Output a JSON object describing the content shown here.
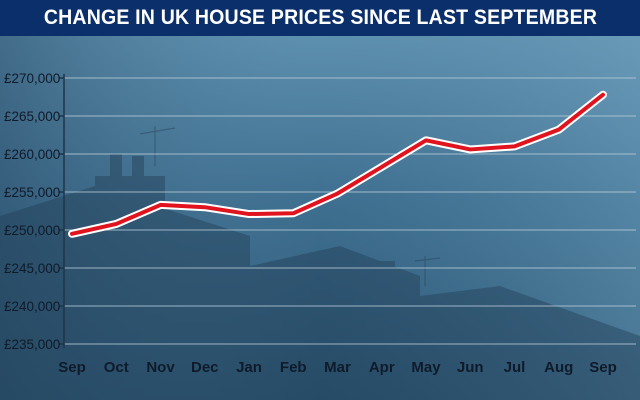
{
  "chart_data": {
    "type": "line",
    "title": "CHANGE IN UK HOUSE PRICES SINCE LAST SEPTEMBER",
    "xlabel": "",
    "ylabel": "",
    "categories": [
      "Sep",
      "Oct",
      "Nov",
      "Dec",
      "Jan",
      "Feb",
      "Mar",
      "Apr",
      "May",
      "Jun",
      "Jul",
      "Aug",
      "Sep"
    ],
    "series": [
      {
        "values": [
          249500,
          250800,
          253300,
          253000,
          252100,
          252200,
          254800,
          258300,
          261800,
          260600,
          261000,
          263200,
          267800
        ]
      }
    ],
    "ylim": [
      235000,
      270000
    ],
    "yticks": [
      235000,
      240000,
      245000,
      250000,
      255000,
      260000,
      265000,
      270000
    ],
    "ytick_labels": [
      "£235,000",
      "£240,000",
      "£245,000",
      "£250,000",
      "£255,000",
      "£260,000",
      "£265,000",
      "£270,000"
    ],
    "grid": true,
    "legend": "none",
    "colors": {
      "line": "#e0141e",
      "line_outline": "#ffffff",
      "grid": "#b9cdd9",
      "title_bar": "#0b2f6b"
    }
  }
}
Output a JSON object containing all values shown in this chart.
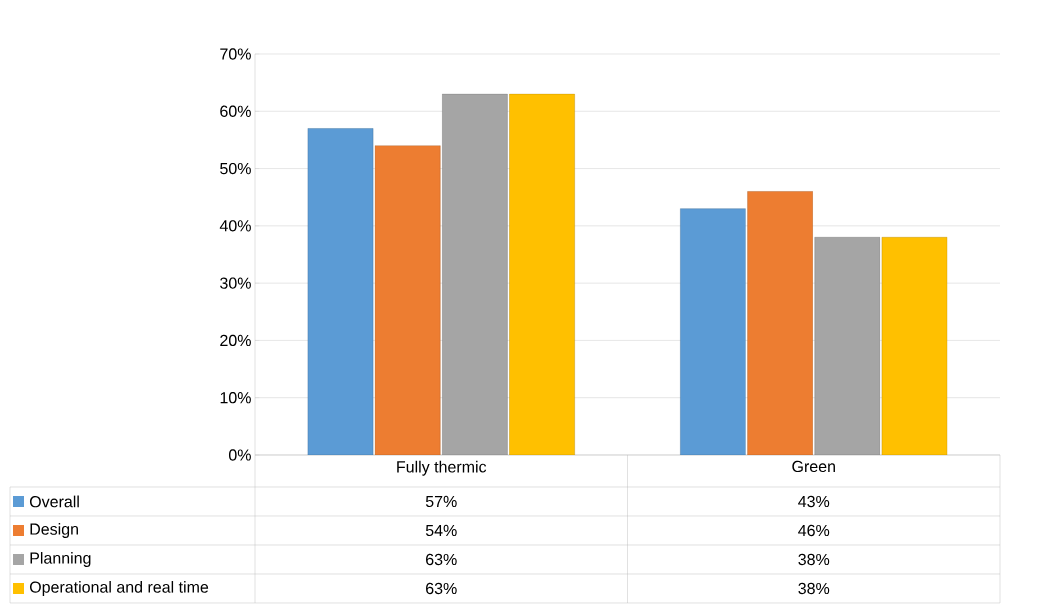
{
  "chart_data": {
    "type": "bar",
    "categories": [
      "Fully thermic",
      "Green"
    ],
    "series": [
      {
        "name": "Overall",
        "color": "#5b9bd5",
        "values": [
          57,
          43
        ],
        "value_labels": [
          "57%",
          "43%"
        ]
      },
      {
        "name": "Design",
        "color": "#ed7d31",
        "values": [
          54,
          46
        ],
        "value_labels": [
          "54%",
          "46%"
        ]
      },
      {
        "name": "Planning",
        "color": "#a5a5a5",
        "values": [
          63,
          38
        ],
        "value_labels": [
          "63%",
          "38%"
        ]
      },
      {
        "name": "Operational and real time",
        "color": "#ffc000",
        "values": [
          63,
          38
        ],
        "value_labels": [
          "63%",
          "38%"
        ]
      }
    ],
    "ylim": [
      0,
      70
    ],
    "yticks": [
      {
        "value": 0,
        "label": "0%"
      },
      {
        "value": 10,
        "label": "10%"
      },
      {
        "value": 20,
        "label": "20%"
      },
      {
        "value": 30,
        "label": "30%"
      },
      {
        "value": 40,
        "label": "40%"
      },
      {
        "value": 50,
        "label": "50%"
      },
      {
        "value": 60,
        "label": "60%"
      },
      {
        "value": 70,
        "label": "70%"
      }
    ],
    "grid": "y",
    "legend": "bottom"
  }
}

########################################

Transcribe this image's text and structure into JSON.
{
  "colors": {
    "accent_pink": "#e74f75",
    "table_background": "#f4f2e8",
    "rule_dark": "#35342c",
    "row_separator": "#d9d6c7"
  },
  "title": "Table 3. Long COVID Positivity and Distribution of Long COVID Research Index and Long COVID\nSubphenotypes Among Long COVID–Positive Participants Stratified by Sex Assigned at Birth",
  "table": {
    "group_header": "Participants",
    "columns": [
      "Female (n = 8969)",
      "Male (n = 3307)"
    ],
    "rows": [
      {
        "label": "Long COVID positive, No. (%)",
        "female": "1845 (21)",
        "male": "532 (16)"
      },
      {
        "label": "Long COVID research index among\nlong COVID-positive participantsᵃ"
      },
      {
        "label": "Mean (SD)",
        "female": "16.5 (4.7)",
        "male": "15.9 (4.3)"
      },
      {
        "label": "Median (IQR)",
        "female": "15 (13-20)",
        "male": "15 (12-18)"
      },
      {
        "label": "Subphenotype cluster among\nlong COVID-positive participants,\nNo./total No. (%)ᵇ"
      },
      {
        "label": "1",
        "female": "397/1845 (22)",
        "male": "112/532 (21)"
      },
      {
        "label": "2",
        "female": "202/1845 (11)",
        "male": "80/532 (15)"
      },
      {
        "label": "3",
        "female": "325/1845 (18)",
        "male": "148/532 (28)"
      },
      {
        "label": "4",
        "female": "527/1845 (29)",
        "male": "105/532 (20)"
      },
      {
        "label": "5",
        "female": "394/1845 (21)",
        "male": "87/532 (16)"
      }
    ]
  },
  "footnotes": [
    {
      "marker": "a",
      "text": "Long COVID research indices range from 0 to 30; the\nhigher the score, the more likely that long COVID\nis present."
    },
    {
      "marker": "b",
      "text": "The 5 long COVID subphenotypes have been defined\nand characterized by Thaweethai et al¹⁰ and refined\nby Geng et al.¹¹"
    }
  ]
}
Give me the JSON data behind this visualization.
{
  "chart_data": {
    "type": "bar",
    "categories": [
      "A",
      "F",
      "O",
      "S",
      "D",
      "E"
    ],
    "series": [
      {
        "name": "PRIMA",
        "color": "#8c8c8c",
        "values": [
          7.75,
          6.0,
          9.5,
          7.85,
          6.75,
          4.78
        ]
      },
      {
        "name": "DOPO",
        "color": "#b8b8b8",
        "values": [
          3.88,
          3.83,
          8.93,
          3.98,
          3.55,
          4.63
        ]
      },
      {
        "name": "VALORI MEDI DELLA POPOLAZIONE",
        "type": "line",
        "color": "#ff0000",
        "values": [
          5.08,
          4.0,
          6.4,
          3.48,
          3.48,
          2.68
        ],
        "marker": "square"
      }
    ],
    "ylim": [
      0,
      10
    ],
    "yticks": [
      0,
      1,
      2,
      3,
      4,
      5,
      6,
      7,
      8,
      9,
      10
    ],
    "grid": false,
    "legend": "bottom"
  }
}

########################################

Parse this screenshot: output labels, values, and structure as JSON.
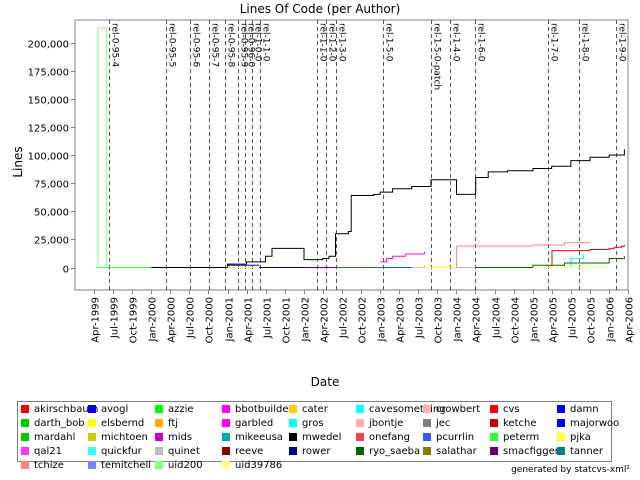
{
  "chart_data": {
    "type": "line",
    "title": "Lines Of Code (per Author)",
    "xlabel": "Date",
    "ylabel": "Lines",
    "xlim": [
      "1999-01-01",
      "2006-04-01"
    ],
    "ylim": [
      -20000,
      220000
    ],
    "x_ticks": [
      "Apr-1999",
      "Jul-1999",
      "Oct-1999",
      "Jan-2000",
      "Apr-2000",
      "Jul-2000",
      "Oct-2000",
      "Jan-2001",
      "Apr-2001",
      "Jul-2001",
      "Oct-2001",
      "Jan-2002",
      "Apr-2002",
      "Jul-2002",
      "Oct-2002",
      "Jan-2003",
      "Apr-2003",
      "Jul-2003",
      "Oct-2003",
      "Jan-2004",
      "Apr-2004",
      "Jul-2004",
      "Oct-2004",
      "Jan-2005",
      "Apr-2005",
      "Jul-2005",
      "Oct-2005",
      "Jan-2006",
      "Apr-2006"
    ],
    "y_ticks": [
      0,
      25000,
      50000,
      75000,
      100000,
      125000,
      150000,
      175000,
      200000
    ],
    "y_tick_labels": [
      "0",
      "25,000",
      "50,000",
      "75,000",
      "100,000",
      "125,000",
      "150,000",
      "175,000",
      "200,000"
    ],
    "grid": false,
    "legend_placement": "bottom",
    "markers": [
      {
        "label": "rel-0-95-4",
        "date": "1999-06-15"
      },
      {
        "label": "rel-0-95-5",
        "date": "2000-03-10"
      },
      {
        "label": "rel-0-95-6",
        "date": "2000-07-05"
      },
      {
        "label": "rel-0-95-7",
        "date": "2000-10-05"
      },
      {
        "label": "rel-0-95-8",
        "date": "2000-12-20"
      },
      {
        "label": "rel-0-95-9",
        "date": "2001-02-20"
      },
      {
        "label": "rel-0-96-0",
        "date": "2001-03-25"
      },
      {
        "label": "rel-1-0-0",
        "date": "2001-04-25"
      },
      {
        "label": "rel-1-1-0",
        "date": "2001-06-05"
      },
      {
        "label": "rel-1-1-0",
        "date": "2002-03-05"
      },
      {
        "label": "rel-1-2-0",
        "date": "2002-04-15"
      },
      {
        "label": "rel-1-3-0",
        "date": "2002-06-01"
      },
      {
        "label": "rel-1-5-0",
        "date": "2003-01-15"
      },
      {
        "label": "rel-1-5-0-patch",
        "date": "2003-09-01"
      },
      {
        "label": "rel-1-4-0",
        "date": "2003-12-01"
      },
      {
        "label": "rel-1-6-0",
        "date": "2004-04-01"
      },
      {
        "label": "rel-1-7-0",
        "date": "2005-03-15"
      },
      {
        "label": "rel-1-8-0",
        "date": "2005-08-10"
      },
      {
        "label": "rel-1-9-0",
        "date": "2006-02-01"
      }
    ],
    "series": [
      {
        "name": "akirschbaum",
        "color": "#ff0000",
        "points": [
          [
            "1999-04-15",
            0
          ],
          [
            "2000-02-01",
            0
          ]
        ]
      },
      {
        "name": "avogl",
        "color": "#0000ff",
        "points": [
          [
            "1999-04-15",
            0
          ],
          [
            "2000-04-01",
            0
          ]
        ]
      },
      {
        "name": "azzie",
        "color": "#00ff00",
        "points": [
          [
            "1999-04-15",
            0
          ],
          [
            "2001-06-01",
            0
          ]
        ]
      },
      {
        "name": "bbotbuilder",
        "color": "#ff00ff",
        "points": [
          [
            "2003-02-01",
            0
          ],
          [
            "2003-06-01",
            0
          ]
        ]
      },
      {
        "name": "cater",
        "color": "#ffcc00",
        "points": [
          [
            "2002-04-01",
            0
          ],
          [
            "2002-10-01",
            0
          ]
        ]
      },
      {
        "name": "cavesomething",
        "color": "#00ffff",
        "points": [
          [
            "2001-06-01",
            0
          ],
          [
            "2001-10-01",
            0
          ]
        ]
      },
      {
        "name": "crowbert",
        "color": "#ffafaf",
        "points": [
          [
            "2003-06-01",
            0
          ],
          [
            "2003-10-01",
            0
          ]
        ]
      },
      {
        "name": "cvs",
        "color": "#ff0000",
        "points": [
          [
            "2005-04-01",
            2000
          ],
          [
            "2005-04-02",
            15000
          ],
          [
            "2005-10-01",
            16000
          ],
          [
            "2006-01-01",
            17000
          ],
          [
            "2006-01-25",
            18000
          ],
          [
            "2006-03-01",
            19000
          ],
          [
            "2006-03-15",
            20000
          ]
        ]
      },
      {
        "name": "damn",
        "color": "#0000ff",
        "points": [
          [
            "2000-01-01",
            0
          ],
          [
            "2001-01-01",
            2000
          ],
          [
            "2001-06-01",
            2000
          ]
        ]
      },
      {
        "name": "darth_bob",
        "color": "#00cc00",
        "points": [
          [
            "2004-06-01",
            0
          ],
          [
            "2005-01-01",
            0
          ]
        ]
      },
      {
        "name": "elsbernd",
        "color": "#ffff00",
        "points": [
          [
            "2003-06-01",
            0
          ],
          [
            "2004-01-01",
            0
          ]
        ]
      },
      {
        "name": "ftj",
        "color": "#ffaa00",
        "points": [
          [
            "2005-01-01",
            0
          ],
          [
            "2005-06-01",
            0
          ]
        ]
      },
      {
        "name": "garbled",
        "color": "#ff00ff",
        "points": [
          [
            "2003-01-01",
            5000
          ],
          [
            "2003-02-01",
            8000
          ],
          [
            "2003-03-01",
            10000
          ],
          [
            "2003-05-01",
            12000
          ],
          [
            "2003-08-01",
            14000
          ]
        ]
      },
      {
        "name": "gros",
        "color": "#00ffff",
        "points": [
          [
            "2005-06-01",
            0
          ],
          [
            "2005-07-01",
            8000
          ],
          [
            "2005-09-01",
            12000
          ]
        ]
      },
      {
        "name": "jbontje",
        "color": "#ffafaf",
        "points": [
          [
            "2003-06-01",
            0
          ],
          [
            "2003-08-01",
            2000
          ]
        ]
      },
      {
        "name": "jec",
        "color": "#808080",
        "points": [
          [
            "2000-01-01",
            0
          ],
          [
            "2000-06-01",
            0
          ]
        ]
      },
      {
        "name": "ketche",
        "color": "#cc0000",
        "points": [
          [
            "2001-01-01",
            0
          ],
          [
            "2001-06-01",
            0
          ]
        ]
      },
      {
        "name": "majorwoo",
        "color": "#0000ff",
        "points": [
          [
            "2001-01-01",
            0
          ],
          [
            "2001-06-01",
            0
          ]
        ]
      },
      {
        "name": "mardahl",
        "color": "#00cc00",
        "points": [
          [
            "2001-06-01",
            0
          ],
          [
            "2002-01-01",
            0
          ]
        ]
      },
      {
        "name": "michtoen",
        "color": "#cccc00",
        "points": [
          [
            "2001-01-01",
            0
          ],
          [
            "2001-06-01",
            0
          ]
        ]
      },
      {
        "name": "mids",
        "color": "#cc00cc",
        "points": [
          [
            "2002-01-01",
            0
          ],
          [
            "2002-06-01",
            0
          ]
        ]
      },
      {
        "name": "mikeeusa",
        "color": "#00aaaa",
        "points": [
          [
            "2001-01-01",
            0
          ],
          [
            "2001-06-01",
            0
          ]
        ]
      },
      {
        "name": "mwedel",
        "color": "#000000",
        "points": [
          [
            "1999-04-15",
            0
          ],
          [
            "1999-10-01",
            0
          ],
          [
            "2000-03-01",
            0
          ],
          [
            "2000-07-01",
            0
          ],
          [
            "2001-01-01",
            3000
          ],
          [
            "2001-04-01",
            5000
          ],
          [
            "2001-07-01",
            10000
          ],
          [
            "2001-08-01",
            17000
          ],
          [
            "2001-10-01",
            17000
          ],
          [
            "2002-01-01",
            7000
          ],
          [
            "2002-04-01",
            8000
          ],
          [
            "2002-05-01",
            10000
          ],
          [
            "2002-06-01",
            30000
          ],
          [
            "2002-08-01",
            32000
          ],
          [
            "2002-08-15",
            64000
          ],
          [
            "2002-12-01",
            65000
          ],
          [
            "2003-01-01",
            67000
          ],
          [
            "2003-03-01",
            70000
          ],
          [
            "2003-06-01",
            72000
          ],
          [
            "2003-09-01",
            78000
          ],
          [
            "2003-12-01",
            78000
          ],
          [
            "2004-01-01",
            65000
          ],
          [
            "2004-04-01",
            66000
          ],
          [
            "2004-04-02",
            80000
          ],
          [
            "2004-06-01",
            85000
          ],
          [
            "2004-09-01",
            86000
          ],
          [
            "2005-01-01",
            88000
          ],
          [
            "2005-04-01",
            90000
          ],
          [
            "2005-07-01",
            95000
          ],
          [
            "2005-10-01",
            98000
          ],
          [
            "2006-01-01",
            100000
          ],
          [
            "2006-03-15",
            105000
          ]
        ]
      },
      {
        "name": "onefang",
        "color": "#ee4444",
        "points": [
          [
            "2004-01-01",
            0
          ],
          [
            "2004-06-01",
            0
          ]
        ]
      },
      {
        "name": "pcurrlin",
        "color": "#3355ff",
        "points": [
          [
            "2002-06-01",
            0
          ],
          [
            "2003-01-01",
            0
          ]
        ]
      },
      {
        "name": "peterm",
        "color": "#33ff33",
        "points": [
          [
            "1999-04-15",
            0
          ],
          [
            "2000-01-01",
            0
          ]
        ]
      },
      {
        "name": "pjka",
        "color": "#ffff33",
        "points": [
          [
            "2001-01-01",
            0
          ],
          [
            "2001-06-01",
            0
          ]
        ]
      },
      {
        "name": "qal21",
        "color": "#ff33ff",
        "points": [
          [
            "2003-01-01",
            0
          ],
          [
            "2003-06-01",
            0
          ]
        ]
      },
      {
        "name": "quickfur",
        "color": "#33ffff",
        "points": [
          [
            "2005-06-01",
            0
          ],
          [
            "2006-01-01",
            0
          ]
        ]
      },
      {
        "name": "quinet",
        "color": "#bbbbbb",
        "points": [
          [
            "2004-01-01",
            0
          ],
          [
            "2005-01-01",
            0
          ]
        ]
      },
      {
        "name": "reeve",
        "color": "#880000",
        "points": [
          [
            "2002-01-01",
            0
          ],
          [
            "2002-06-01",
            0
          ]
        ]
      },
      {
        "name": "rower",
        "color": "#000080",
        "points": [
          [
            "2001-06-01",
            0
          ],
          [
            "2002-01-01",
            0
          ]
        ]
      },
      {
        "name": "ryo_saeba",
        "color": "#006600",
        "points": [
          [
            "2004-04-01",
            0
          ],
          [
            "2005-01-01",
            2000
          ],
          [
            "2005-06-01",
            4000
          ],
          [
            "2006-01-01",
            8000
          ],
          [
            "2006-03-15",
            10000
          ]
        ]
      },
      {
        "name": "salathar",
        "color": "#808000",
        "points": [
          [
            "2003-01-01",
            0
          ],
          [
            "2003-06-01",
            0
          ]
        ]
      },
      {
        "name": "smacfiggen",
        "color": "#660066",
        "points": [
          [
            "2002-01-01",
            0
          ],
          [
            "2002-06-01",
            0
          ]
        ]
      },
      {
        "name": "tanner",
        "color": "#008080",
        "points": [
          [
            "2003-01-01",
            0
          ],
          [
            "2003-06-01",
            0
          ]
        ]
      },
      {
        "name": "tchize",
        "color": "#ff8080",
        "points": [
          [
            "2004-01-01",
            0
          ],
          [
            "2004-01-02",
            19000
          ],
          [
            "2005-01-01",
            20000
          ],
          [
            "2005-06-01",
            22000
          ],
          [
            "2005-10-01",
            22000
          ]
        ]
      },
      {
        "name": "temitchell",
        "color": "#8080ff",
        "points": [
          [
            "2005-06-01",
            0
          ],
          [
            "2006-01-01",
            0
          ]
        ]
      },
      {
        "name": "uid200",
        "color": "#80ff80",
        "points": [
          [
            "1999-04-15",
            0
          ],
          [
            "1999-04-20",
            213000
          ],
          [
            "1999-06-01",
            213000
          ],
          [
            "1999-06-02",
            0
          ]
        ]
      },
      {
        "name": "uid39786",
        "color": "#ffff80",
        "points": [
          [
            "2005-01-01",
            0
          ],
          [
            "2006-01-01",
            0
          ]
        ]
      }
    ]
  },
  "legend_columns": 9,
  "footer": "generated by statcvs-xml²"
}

########################################

### What is expected
Copy each line above containing the string "grid".

### Solution to this task
    "grid": true,
      "grid": "#b9cdd9",
    "grid": "y",
    "grid": false,
    "grid": false,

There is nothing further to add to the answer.